▼▼▼
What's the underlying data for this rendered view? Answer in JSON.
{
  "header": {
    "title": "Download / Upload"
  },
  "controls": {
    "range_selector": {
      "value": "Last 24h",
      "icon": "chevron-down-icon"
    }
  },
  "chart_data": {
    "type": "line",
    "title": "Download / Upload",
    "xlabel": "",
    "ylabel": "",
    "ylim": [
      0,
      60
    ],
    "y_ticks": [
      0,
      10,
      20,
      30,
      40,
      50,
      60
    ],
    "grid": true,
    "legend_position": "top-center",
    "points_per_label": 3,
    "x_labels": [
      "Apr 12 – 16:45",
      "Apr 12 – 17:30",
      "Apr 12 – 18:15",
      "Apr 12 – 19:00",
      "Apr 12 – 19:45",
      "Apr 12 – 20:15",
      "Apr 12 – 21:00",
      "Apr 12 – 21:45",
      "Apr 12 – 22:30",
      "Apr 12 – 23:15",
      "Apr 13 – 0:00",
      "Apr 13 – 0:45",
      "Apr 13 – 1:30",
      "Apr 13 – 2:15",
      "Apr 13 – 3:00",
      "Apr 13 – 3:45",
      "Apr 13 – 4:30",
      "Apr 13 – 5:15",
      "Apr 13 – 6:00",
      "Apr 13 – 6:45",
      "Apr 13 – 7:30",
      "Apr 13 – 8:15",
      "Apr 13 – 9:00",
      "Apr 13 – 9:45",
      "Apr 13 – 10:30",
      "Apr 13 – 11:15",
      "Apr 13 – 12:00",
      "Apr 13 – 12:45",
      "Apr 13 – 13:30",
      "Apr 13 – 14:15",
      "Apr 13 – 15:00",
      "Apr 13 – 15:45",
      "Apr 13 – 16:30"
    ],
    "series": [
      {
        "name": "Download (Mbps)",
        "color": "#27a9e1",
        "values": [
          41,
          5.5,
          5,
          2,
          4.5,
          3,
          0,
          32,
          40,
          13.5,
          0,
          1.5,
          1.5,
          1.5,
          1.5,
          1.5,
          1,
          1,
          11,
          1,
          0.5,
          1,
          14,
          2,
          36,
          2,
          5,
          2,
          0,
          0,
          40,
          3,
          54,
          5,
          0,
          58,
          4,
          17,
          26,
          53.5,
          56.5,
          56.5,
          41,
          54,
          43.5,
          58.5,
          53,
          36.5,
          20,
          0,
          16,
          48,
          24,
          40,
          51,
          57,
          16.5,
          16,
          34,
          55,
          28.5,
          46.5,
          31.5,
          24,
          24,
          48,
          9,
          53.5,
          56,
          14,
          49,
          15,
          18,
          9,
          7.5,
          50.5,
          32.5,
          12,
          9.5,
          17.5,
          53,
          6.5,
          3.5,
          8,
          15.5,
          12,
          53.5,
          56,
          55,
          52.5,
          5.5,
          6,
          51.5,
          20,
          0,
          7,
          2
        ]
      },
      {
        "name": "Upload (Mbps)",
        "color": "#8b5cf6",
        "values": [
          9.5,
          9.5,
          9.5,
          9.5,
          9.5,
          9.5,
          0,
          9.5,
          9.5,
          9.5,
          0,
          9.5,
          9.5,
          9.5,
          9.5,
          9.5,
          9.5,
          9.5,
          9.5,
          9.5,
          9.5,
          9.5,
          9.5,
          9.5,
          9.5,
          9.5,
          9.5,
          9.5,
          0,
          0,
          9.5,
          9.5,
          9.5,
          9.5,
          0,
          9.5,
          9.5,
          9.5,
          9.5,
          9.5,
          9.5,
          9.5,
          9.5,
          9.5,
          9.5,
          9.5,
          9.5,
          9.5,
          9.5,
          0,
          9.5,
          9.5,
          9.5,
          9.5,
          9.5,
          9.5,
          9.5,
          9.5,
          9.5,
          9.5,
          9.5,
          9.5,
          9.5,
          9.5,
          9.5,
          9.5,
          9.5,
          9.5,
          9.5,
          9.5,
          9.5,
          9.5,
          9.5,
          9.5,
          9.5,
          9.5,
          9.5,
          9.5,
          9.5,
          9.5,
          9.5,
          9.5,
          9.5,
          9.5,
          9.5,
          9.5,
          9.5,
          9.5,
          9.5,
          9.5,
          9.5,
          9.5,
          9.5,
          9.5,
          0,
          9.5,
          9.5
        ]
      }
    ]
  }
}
▲▲▲
- [Instructions to follow]:
Pull out every line in the material above where "title" occurs.

- [Exercise response]:
    "title": "Download / Upload"
    "title": "Download / Upload",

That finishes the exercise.